Without the pictures, set down every line of the data exactly.

• • • •

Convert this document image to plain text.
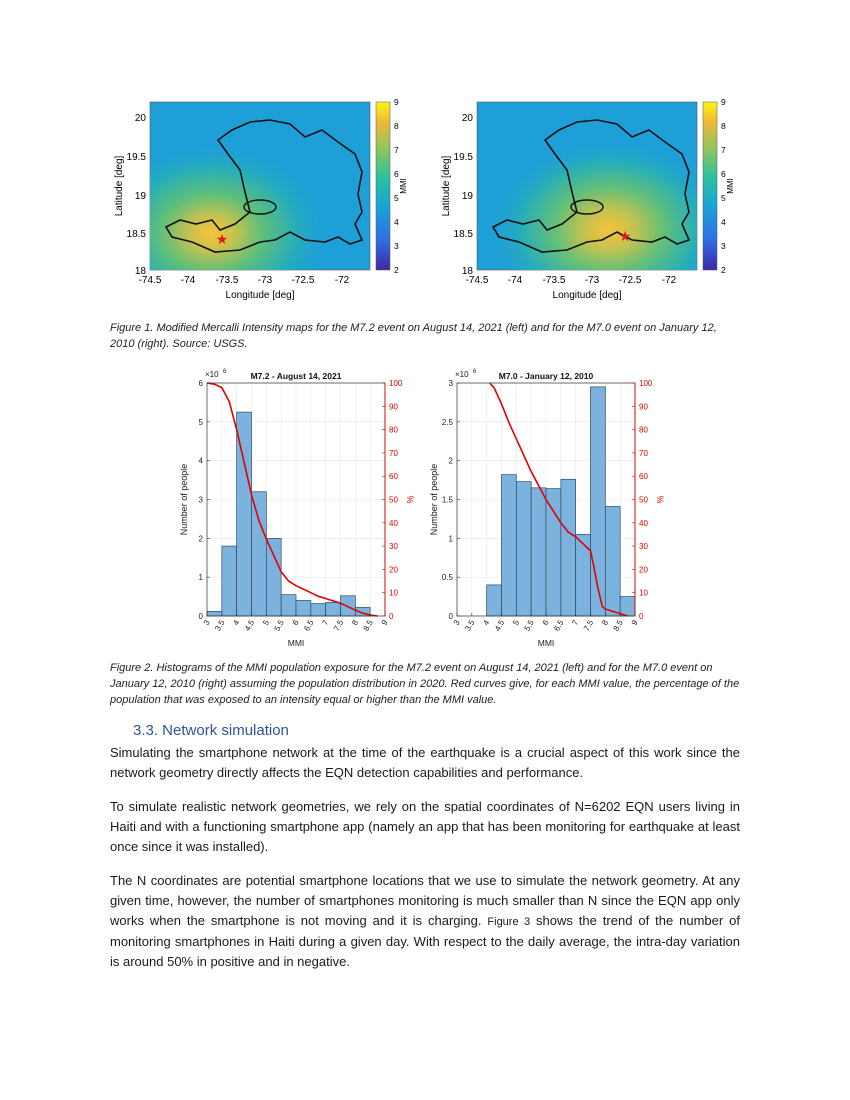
★
Latitude [deg]
20
19.5
19
18.5
18
-74.5 -74 -73.5 -73 -72.5 -72
Longitude [deg]
9
8
7
6
5
4
3
2
MMI
★
Latitude [deg]
20
19.5
19
18.5
18
-74.5 -74 -73.5 -73 -72.5 -72
Longitude [deg]
9
8
7
6
5
4
3
2
MMI
Figure 1. Modified Mercalli Intensity maps for the M7.2 event on August 14, 2021 (left) and for the M7.0 event on January 12, 2010 (right). Source: USGS.
0
1
2
3
4
5
6
0
10
20
30
40
50
60
70
80
90
100
3 3.5 4 4.5 5 5.5 6 6.5 7 7.5 8 8.5 9
×10 6	M7.2 - August 14, 2021
MMI
Number of people	%
0
0.5
1
1.5
2
2.5
3
0
10
20
30
40
50
60
70
80
90
100
3 3.5 4 4.5 5 5.5 6 6.5 7 7.5 8 8.5 9
×10 6	M7.0 - January 12, 2010
MMI
Number of people	%
Figure 2. Histograms of the MMI population exposure for the M7.2 event on August 14, 2021 (left) and for the M7.0 event on January 12, 2010 (right) assuming the population distribution in 2020. Red curves give, for each MMI value, the percentage of the population that was exposed to an intensity equal or higher than the MMI value.
3.3. Network simulation

Simulating the smartphone network at the time of the earthquake is a crucial aspect of this work since the network geometry directly affects the EQN detection capabilities and performance.

To simulate realistic network geometries, we rely on the spatial coordinates of N=6202 EQN users living in Haiti and with a functioning smartphone app (namely an app that has been monitoring for earthquake at least once since it was installed).

The N coordinates are potential smartphone locations that we use to simulate the network geometry. At any given time, however, the number of smartphones monitoring is much smaller than N since the EQN app only works when the smartphone is not moving and it is charging. Figure 3 shows the trend of the number of monitoring smartphones in Haiti during a given day. With respect to the daily average, the intra-day variation is around 50% in positive and in negative.
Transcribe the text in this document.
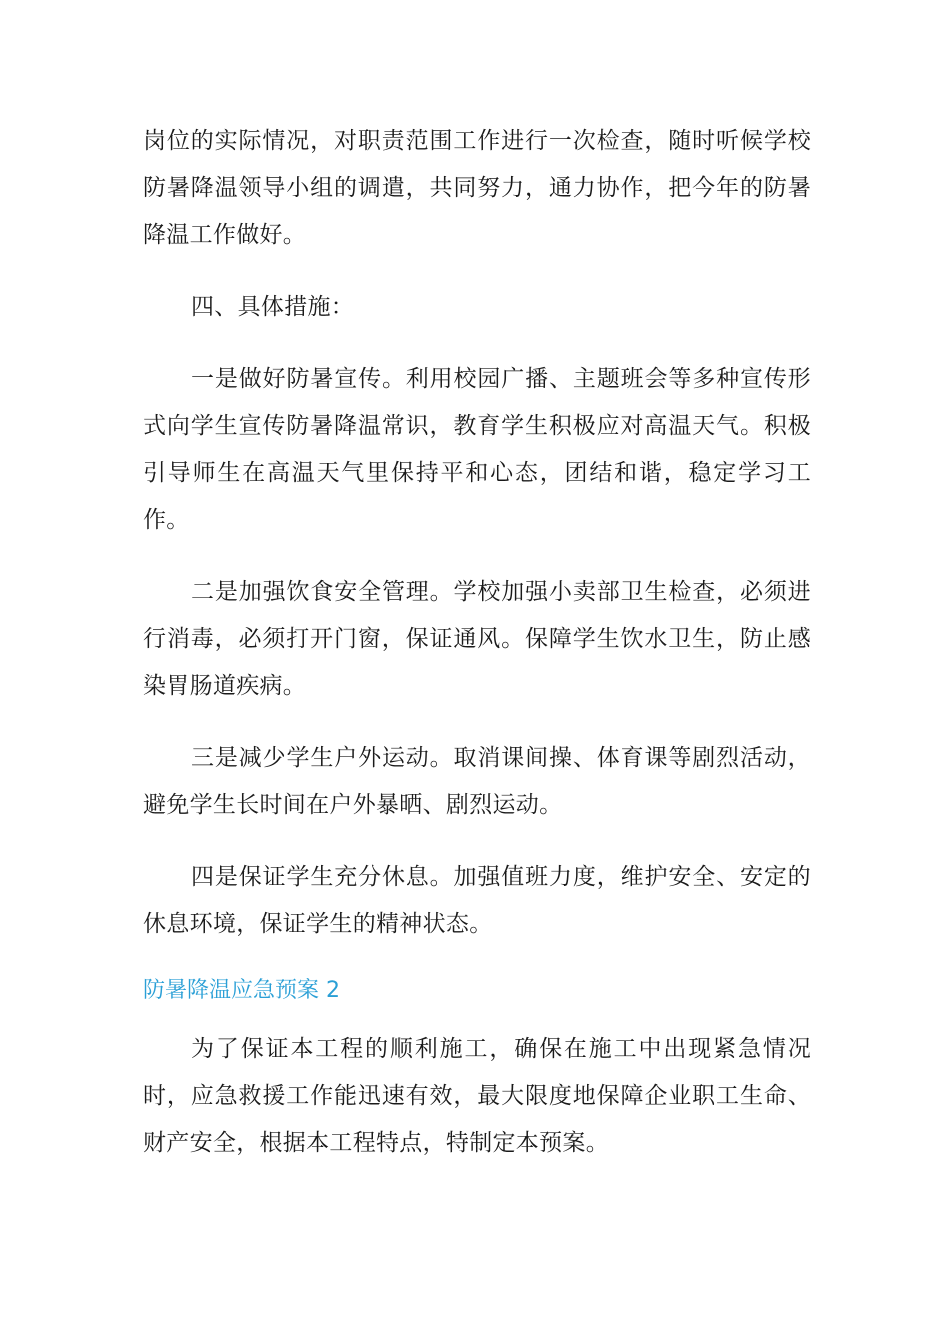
岗位的实际情况，对职责范围工作进行一次检查，随时听候学校防暑降温领导小组的调遣，共同努力，通力协作，把今年的防暑降温工作做好。

四、具体措施：

一是做好防暑宣传。利用校园广播、主题班会等多种宣传形式向学生宣传防暑降温常识，教育学生积极应对高温天气。积极引导师生在高温天气里保持平和心态，团结和谐，稳定学习工作。

二是加强饮食安全管理。学校加强小卖部卫生检查，必须进行消毒，必须打开门窗，保证通风。保障学生饮水卫生，防止感染胃肠道疾病。

三是减少学生户外运动。取消课间操、体育课等剧烈活动，避免学生长时间在户外暴晒、剧烈运动。

四是保证学生充分休息。加强值班力度，维护安全、安定的休息环境，保证学生的精神状态。

防暑降温应急预案 2

为了保证本工程的顺利施工，确保在施工中出现紧急情况时，应急救援工作能迅速有效，最大限度地保障企业职工生命、财产安全，根据本工程特点，特制定本预案。
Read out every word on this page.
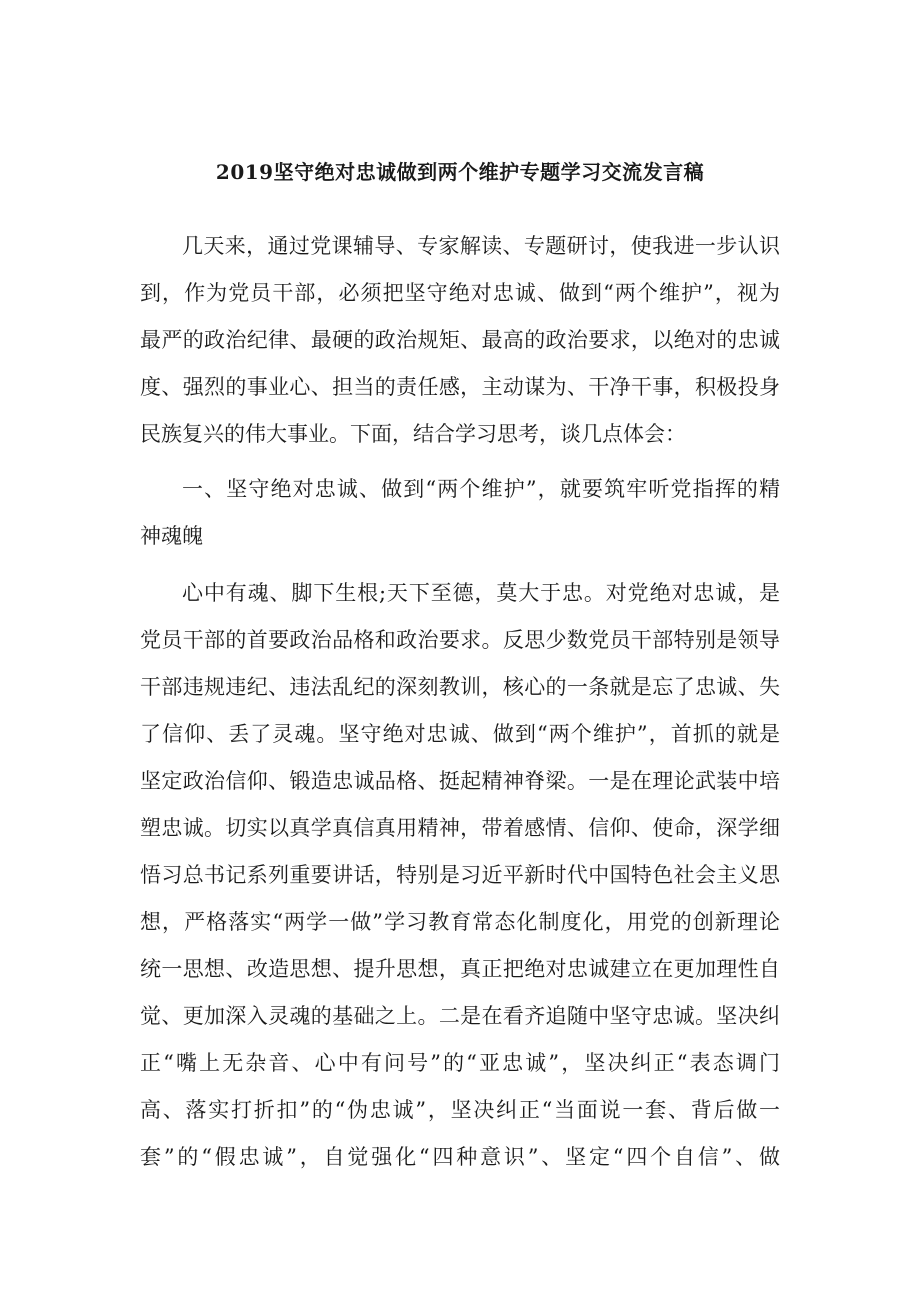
2019坚守绝对忠诚做到两个维护专题学习交流发言稿
几天来，通过党课辅导、专家解读、专题研讨，使我进一步认识
到，作为党员干部，必须把坚守绝对忠诚、做到“两个维护”，视为
最严的政治纪律、最硬的政治规矩、最高的政治要求，以绝对的忠诚
度、强烈的事业心、担当的责任感，主动谋为、干净干事，积极投身
民族复兴的伟大事业。下面，结合学习思考，谈几点体会：
一、坚守绝对忠诚、做到“两个维护”，就要筑牢听党指挥的精
神魂魄
心中有魂、脚下生根;天下至德，莫大于忠。对党绝对忠诚，是
党员干部的首要政治品格和政治要求。反思少数党员干部特别是领导
干部违规违纪、违法乱纪的深刻教训，核心的一条就是忘了忠诚、失
了信仰、丢了灵魂。坚守绝对忠诚、做到“两个维护”，首抓的就是
坚定政治信仰、锻造忠诚品格、挺起精神脊梁。一是在理论武装中培
塑忠诚。切实以真学真信真用精神，带着感情、信仰、使命，深学细
悟习总书记系列重要讲话，特别是习近平新时代中国特色社会主义思
想，严格落实“两学一做”学习教育常态化制度化，用党的创新理论
统一思想、改造思想、提升思想，真正把绝对忠诚建立在更加理性自
觉、更加深入灵魂的基础之上。二是在看齐追随中坚守忠诚。坚决纠
正“嘴上无杂音、心中有问号”的“亚忠诚”，坚决纠正“表态调门
高、落实打折扣”的“伪忠诚”，坚决纠正“当面说一套、背后做一
套”的“假忠诚”，自觉强化“四种意识”、坚定“四个自信”、做
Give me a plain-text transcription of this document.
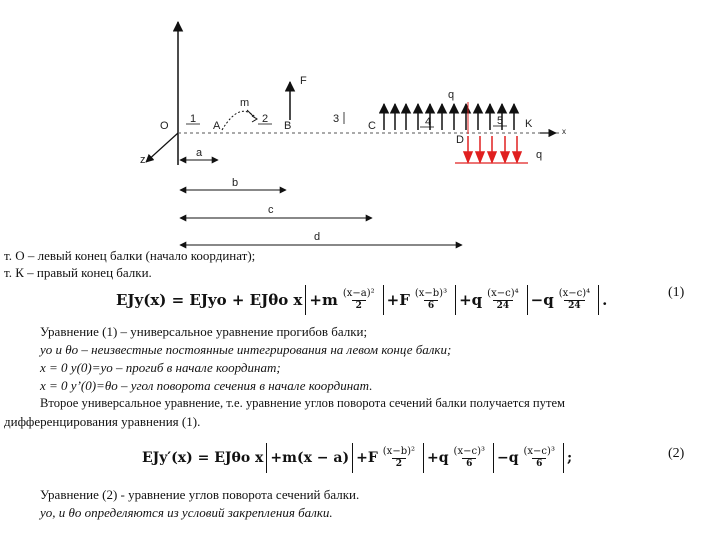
O
z
A	B	C
D
K
x
m
F
q
q
1	2	3	4	5
a
b
c
d
т. О – левый конец балки (начало координат);
т. К – правый конец балки.
EJy(x) = EJyo + EJθo x + m $\frac{\text{(x−a)²}}{2} + F \frac{\text{(x−b)³}}{6} + q \frac{\text{(x−c)⁴}}{24} - q \frac{\text{(x−c)⁴}}{24}$ .	(1)
Уравнение (1) – универсальное уравнение прогибов балки;
yo и θo – неизвестные постоянные интегрирования на левом конце балки;
x = 0 y(0)=yo – прогиб в начале координат;
x = 0 y’(0)=θo – угол поворота сечения в начале координат.
Второе универсальное уравнение, т.е. уравнение углов поворота сечений балки получается путем
дифференцирования уравнения (1).
EJy′(x) = EJθo x + m(x − a) + F $\frac{\text{(x−b)²}}{2} + q \frac{\text{(x−c)³}}{6} - q \frac{\text{(x−c)³}}{6}$ ;	(2)
Уравнение (2) - уравнение углов поворота сечений балки.
yo, и θo определяются из условий закрепления балки.
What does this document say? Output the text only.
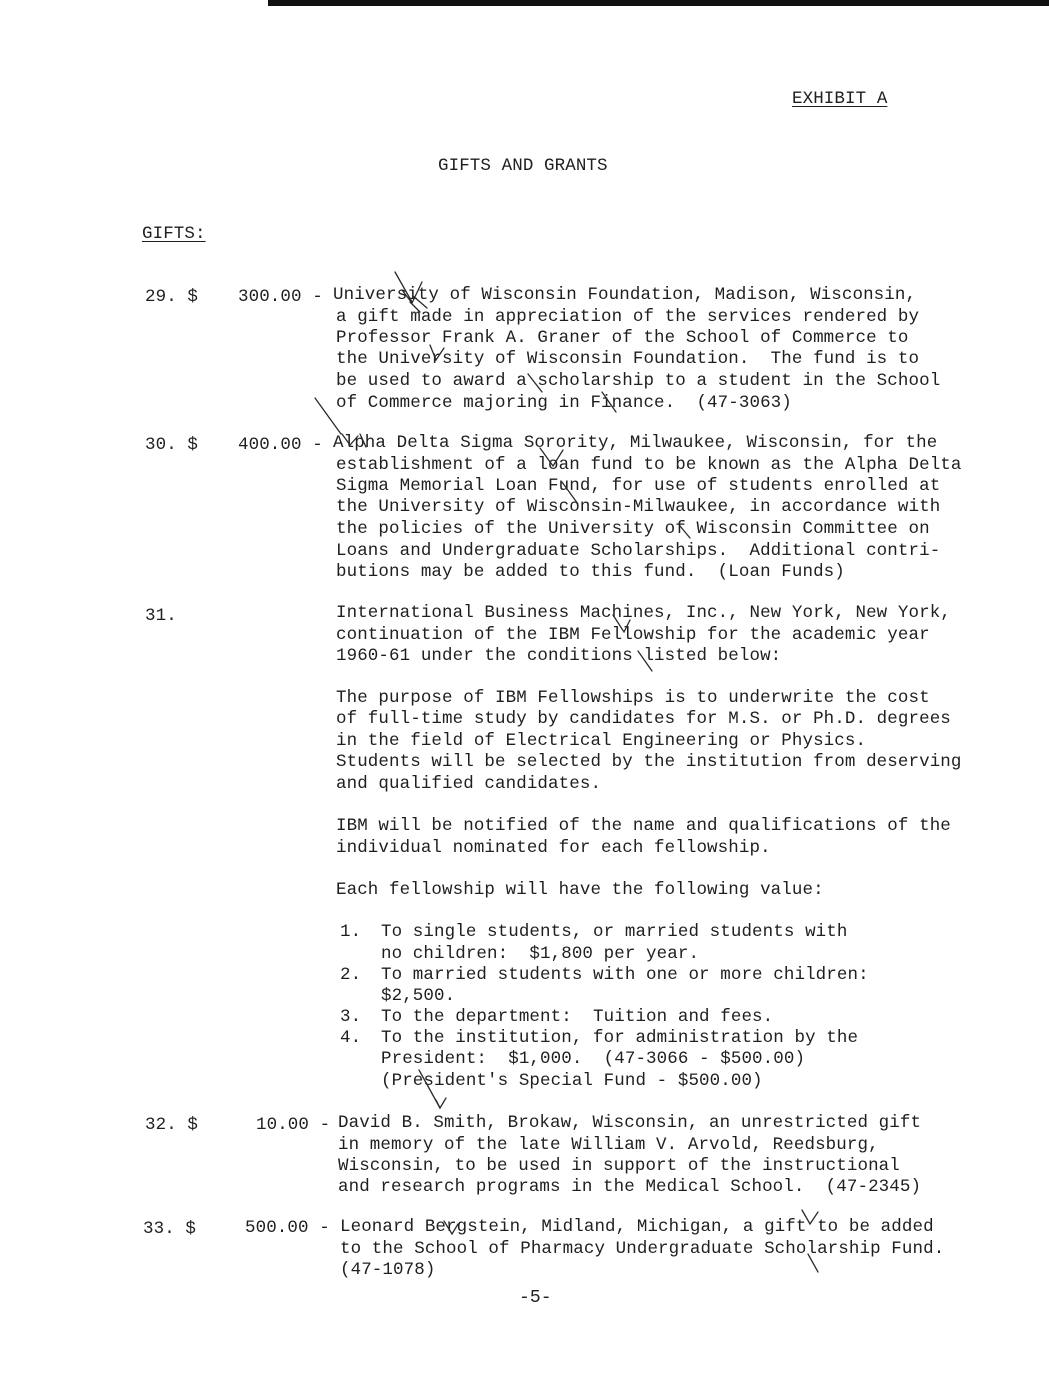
EXHIBIT A
GIFTS AND GRANTS
GIFTS:
29. $ 300.00 - University of Wisconsin Foundation, Madison, Wisconsin,
a gift made in appreciation of the services rendered by
Professor Frank A. Graner of the School of Commerce to
the University of Wisconsin Foundation.  The fund is to
be used to award a scholarship to a student in the School
of Commerce majoring in Finance.  (47-3063)
30. $ 400.00 - Alpha Delta Sigma Sorority, Milwaukee, Wisconsin, for the
establishment of a loan fund to be known as the Alpha Delta
Sigma Memorial Loan Fund, for use of students enrolled at
the University of Wisconsin-Milwaukee, in accordance with
the policies of the University of Wisconsin Committee on
Loans and Undergraduate Scholarships.  Additional contri-
butions may be added to this fund.  (Loan Funds)
31.	International Business Machines, Inc., New York, New York,
continuation of the IBM Fellowship for the academic year
1960-61 under the conditions listed below:
The purpose of IBM Fellowships is to underwrite the cost
of full-time study by candidates for M.S. or Ph.D. degrees
in the field of Electrical Engineering or Physics.
Students will be selected by the institution from deserving
and qualified candidates.
IBM will be notified of the name and qualifications of the
individual nominated for each fellowship.
Each fellowship will have the following value:
1. To single students, or married students with
no children:  $1,800 per year.
2. To married students with one or more children:
$2,500.
3. To the department:  Tuition and fees.
4. To the institution, for administration by the
President:  $1,000.  (47-3066 - $500.00)
(President's Special Fund - $500.00)
32. $	10.00 - David B. Smith, Brokaw, Wisconsin, an unrestricted gift
in memory of the late William V. Arvold, Reedsburg,
Wisconsin, to be used in support of the instructional
and research programs in the Medical School.  (47-2345)
33. $	500.00 - Leonard Bergstein, Midland, Michigan, a gift to be added
to the School of Pharmacy Undergraduate Scholarship Fund.
(47-1078)
-5-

• • • •

# The solution:
Convert this document image to plain text.
★
Latitude [deg]
20
19.5
19
18.5
18
-74.5 -74 -73.5 -73 -72.5 -72
Longitude [deg]
9
8
7
6
5
4
3
2
MMI
★
Latitude [deg]
20
19.5
19
18.5
18
-74.5 -74 -73.5 -73 -72.5 -72
Longitude [deg]
9
8
7
6
5
4
3
2
MMI
Figure 1. Modified Mercalli Intensity maps for the M7.2 event on August 14, 2021 (left) and for the M7.0 event on January 12, 2010 (right). Source: USGS.
0
1
2
3
4
5
6
0
10
20
30
40
50
60
70
80
90
100
3 3.5 4 4.5 5 5.5 6 6.5 7 7.5 8 8.5 9
×10 6	M7.2 - August 14, 2021
MMI
Number of people	%
0
0.5
1
1.5
2
2.5
3
0
10
20
30
40
50
60
70
80
90
100
3 3.5 4 4.5 5 5.5 6 6.5 7 7.5 8 8.5 9
×10 6	M7.0 - January 12, 2010
MMI
Number of people	%
Figure 2. Histograms of the MMI population exposure for the M7.2 event on August 14, 2021 (left) and for the M7.0 event on January 12, 2010 (right) assuming the population distribution in 2020. Red curves give, for each MMI value, the percentage of the population that was exposed to an intensity equal or higher than the MMI value.
3.3. Network simulation

Simulating the smartphone network at the time of the earthquake is a crucial aspect of this work since the network geometry directly affects the EQN detection capabilities and performance.

To simulate realistic network geometries, we rely on the spatial coordinates of N=6202 EQN users living in Haiti and with a functioning smartphone app (namely an app that has been monitoring for earthquake at least once since it was installed).

The N coordinates are potential smartphone locations that we use to simulate the network geometry. At any given time, however, the number of smartphones monitoring is much smaller than N since the EQN app only works when the smartphone is not moving and it is charging. Figure 3 shows the trend of the number of monitoring smartphones in Haiti during a given day. With respect to the daily average, the intra-day variation is around 50% in positive and in negative.
Transcribe the text in this document.
岗位的实际情况，对职责范围工作进行一次检查，随时听候学校防暑降温领导小组的调遣，共同努力，通力协作，把今年的防暑降温工作做好。

四、具体措施：

一是做好防暑宣传。利用校园广播、主题班会等多种宣传形式向学生宣传防暑降温常识，教育学生积极应对高温天气。积极引导师生在高温天气里保持平和心态，团结和谐，稳定学习工作。

二是加强饮食安全管理。学校加强小卖部卫生检查，必须进行消毒，必须打开门窗，保证通风。保障学生饮水卫生，防止感染胃肠道疾病。

三是减少学生户外运动。取消课间操、体育课等剧烈活动，避免学生长时间在户外暴晒、剧烈运动。

四是保证学生充分休息。加强值班力度，维护安全、安定的休息环境，保证学生的精神状态。

防暑降温应急预案 2

为了保证本工程的顺利施工，确保在施工中出现紧急情况时，应急救援工作能迅速有效，最大限度地保障企业职工生命、财产安全，根据本工程特点，特制定本预案。
Read out every word on this page.
2019坚守绝对忠诚做到两个维护专题学习交流发言稿
几天来，通过党课辅导、专家解读、专题研讨，使我进一步认识
到，作为党员干部，必须把坚守绝对忠诚、做到“两个维护”，视为
最严的政治纪律、最硬的政治规矩、最高的政治要求，以绝对的忠诚
度、强烈的事业心、担当的责任感，主动谋为、干净干事，积极投身
民族复兴的伟大事业。下面，结合学习思考，谈几点体会：
一、坚守绝对忠诚、做到“两个维护”，就要筑牢听党指挥的精
神魂魄
心中有魂、脚下生根;天下至德，莫大于忠。对党绝对忠诚，是
党员干部的首要政治品格和政治要求。反思少数党员干部特别是领导
干部违规违纪、违法乱纪的深刻教训，核心的一条就是忘了忠诚、失
了信仰、丢了灵魂。坚守绝对忠诚、做到“两个维护”，首抓的就是
坚定政治信仰、锻造忠诚品格、挺起精神脊梁。一是在理论武装中培
塑忠诚。切实以真学真信真用精神，带着感情、信仰、使命，深学细
悟习总书记系列重要讲话，特别是习近平新时代中国特色社会主义思
想，严格落实“两学一做”学习教育常态化制度化，用党的创新理论
统一思想、改造思想、提升思想，真正把绝对忠诚建立在更加理性自
觉、更加深入灵魂的基础之上。二是在看齐追随中坚守忠诚。坚决纠
正“嘴上无杂音、心中有问号”的“亚忠诚”，坚决纠正“表态调门
高、落实打折扣”的“伪忠诚”，坚决纠正“当面说一套、背后做一
套”的“假忠诚”，自觉强化“四种意识”、坚定“四个自信”、做
Give me a plain-text transcription of this document.
O
z
A	B	C
D
K
x
m
F
q
q
1	2	3	4	5
a
b
c
d
т. О – левый конец балки (начало координат);
т. К – правый конец балки.
EJy(x) = EJyo + EJθo x + m $\frac{\text{(x−a)²}}{2} + F \frac{\text{(x−b)³}}{6} + q \frac{\text{(x−c)⁴}}{24} - q \frac{\text{(x−c)⁴}}{24}$ .	(1)
Уравнение (1) – универсальное уравнение прогибов балки;
yo и θo – неизвестные постоянные интегрирования на левом конце балки;
x = 0 y(0)=yo – прогиб в начале координат;
x = 0 y’(0)=θo – угол поворота сечения в начале координат.
Второе универсальное уравнение, т.е. уравнение углов поворота сечений балки получается путем
дифференцирования уравнения (1).
EJy′(x) = EJθo x + m(x − a) + F $\frac{\text{(x−b)²}}{2} + q \frac{\text{(x−c)³}}{6} - q \frac{\text{(x−c)³}}{6}$ ;	(2)
Уравнение (2) - уравнение углов поворота сечений балки.
yo, и θo определяются из условий закрепления балки.
What does this document say? Output the text only.
EXHIBIT A
GIFTS AND GRANTS
GIFTS:
29. $ 300.00 - University of Wisconsin Foundation, Madison, Wisconsin,
a gift made in appreciation of the services rendered by
Professor Frank A. Graner of the School of Commerce to
the University of Wisconsin Foundation.  The fund is to
be used to award a scholarship to a student in the School
of Commerce majoring in Finance.  (47-3063)
30. $ 400.00 - Alpha Delta Sigma Sorority, Milwaukee, Wisconsin, for the
establishment of a loan fund to be known as the Alpha Delta
Sigma Memorial Loan Fund, for use of students enrolled at
the University of Wisconsin-Milwaukee, in accordance with
the policies of the University of Wisconsin Committee on
Loans and Undergraduate Scholarships.  Additional contri-
butions may be added to this fund.  (Loan Funds)
31.	International Business Machines, Inc., New York, New York,
continuation of the IBM Fellowship for the academic year
1960-61 under the conditions listed below:
The purpose of IBM Fellowships is to underwrite the cost
of full-time study by candidates for M.S. or Ph.D. degrees
in the field of Electrical Engineering or Physics.
Students will be selected by the institution from deserving
and qualified candidates.
IBM will be notified of the name and qualifications of the
individual nominated for each fellowship.
Each fellowship will have the following value:
1. To single students, or married students with
no children:  $1,800 per year.
2. To married students with one or more children:
$2,500.
3. To the department:  Tuition and fees.
4. To the institution, for administration by the
President:  $1,000.  (47-3066 - $500.00)
(President's Special Fund - $500.00)
32. $	10.00 - David B. Smith, Brokaw, Wisconsin, an unrestricted gift
in memory of the late William V. Arvold, Reedsburg,
Wisconsin, to be used in support of the instructional
and research programs in the Medical School.  (47-2345)
33. $	500.00 - Leonard Bergstein, Midland, Michigan, a gift to be added
to the School of Pharmacy Undergraduate Scholarship Fund.
(47-1078)
-5-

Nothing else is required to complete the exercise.